● **Your goal**:
Reproduce the data exactly and drop any pictures it holds.

● **Data for the task**:
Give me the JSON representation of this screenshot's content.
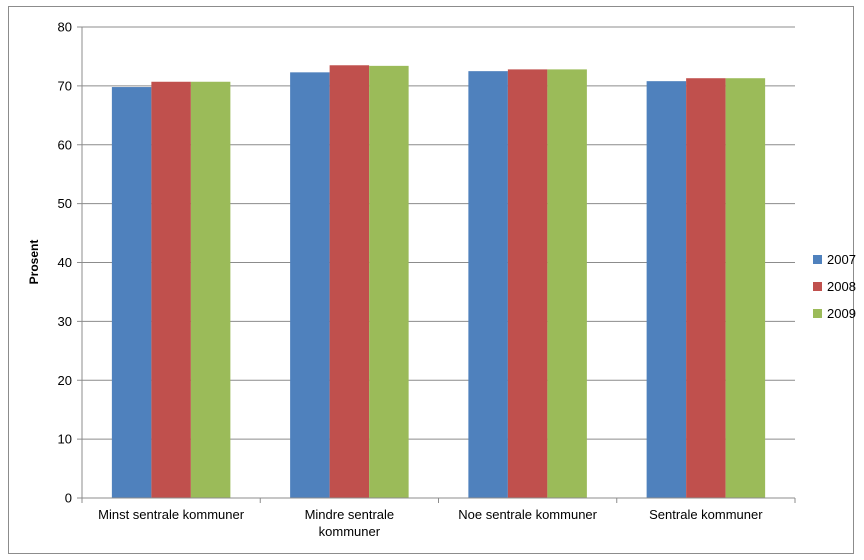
{
  "chart_data": {
    "type": "bar",
    "title": "",
    "xlabel": "",
    "ylabel": "Prosent",
    "ylim": [
      0,
      80
    ],
    "yticks": [
      0,
      10,
      20,
      30,
      40,
      50,
      60,
      70,
      80
    ],
    "grid": true,
    "legend_position": "right",
    "categories": [
      [
        "Minst sentrale kommuner"
      ],
      [
        "Mindre sentrale",
        "kommuner"
      ],
      [
        "Noe sentrale kommuner"
      ],
      [
        "Sentrale kommuner"
      ]
    ],
    "series": [
      {
        "name": "2007",
        "color": "#4f81bd",
        "values": [
          69.8,
          72.3,
          72.5,
          70.8
        ]
      },
      {
        "name": "2008",
        "color": "#c0504d",
        "values": [
          70.7,
          73.5,
          72.8,
          71.3
        ]
      },
      {
        "name": "2009",
        "color": "#9bbb59",
        "values": [
          70.7,
          73.4,
          72.8,
          71.3
        ]
      }
    ]
  }
}
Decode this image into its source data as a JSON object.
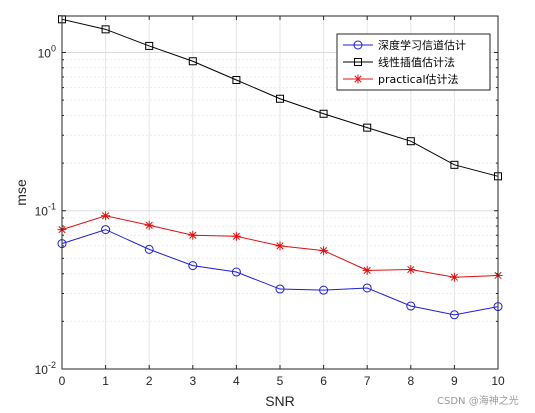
{
  "chart_data": {
    "type": "line",
    "xlabel": "SNR",
    "ylabel": "mse",
    "yscale": "log",
    "xlim": [
      0,
      10
    ],
    "ylim": [
      0.01,
      1.7
    ],
    "grid": true,
    "legend_position": "top-right",
    "x": [
      0,
      1,
      2,
      3,
      4,
      5,
      6,
      7,
      8,
      9,
      10
    ],
    "x_tick_labels": [
      "0",
      "1",
      "2",
      "3",
      "4",
      "5",
      "6",
      "7",
      "8",
      "9",
      "10"
    ],
    "y_ticks": [
      {
        "value": 0.01,
        "base": "10",
        "exp": "-2"
      },
      {
        "value": 0.1,
        "base": "10",
        "exp": "-1"
      },
      {
        "value": 1,
        "base": "10",
        "exp": "0"
      }
    ],
    "series": [
      {
        "name": "深度学习信道估计",
        "color": "#1f1fd0",
        "marker": "circle",
        "values": [
          0.062,
          0.076,
          0.057,
          0.045,
          0.041,
          0.032,
          0.0315,
          0.0325,
          0.025,
          0.022,
          0.0248
        ]
      },
      {
        "name": "线性插值估计法",
        "color": "#000000",
        "marker": "square",
        "values": [
          1.62,
          1.4,
          1.1,
          0.88,
          0.67,
          0.51,
          0.41,
          0.335,
          0.275,
          0.195,
          0.165
        ]
      },
      {
        "name": "practical估计法",
        "color": "#e01010",
        "marker": "star",
        "values": [
          0.076,
          0.093,
          0.081,
          0.07,
          0.069,
          0.06,
          0.056,
          0.042,
          0.0425,
          0.038,
          0.039
        ]
      }
    ]
  },
  "watermark": "CSDN @海神之光"
}
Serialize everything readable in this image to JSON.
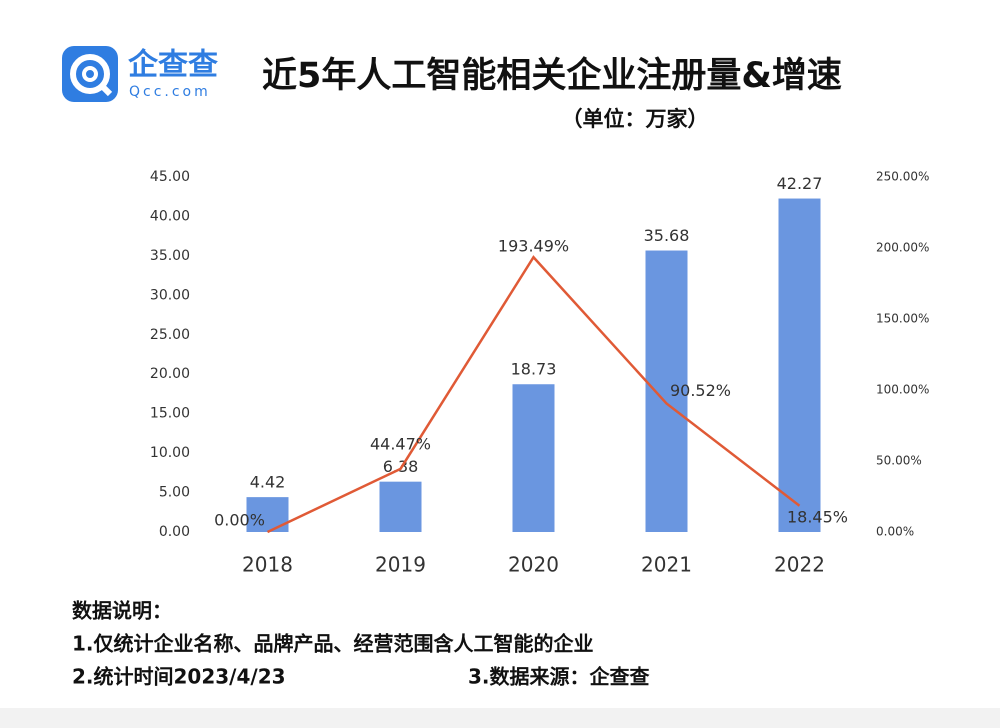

● **Result for this task**:
Give me the JSON representation of this screenshot's content.
{
  "chart_data": {
    "type": "bar",
    "title": "",
    "xlabel": "",
    "ylabel": "Prosent",
    "ylim": [
      0,
      80
    ],
    "yticks": [
      0,
      10,
      20,
      30,
      40,
      50,
      60,
      70,
      80
    ],
    "grid": true,
    "legend_position": "right",
    "categories": [
      [
        "Minst sentrale kommuner"
      ],
      [
        "Mindre sentrale",
        "kommuner"
      ],
      [
        "Noe sentrale kommuner"
      ],
      [
        "Sentrale kommuner"
      ]
    ],
    "series": [
      {
        "name": "2007",
        "color": "#4f81bd",
        "values": [
          69.8,
          72.3,
          72.5,
          70.8
        ]
      },
      {
        "name": "2008",
        "color": "#c0504d",
        "values": [
          70.7,
          73.5,
          72.8,
          71.3
        ]
      },
      {
        "name": "2009",
        "color": "#9bbb59",
        "values": [
          70.7,
          73.4,
          72.8,
          71.3
        ]
      }
    ]
  }
}
Decode this image into its source data as a JSON object.
{
  "chart_data": {
    "type": "line",
    "xlabel": "SNR",
    "ylabel": "mse",
    "yscale": "log",
    "xlim": [
      0,
      10
    ],
    "ylim": [
      0.01,
      1.7
    ],
    "grid": true,
    "legend_position": "top-right",
    "x": [
      0,
      1,
      2,
      3,
      4,
      5,
      6,
      7,
      8,
      9,
      10
    ],
    "x_tick_labels": [
      "0",
      "1",
      "2",
      "3",
      "4",
      "5",
      "6",
      "7",
      "8",
      "9",
      "10"
    ],
    "y_ticks": [
      {
        "value": 0.01,
        "base": "10",
        "exp": "-2"
      },
      {
        "value": 0.1,
        "base": "10",
        "exp": "-1"
      },
      {
        "value": 1,
        "base": "10",
        "exp": "0"
      }
    ],
    "series": [
      {
        "name": "深度学习信道估计",
        "color": "#1f1fd0",
        "marker": "circle",
        "values": [
          0.062,
          0.076,
          0.057,
          0.045,
          0.041,
          0.032,
          0.0315,
          0.0325,
          0.025,
          0.022,
          0.0248
        ]
      },
      {
        "name": "线性插值估计法",
        "color": "#000000",
        "marker": "square",
        "values": [
          1.62,
          1.4,
          1.1,
          0.88,
          0.67,
          0.51,
          0.41,
          0.335,
          0.275,
          0.195,
          0.165
        ]
      },
      {
        "name": "practical估计法",
        "color": "#e01010",
        "marker": "star",
        "values": [
          0.076,
          0.093,
          0.081,
          0.07,
          0.069,
          0.06,
          0.056,
          0.042,
          0.0425,
          0.038,
          0.039
        ]
      }
    ]
  },
  "watermark": "CSDN @海神之光"
}
Serialize everything readable in this image to JSON.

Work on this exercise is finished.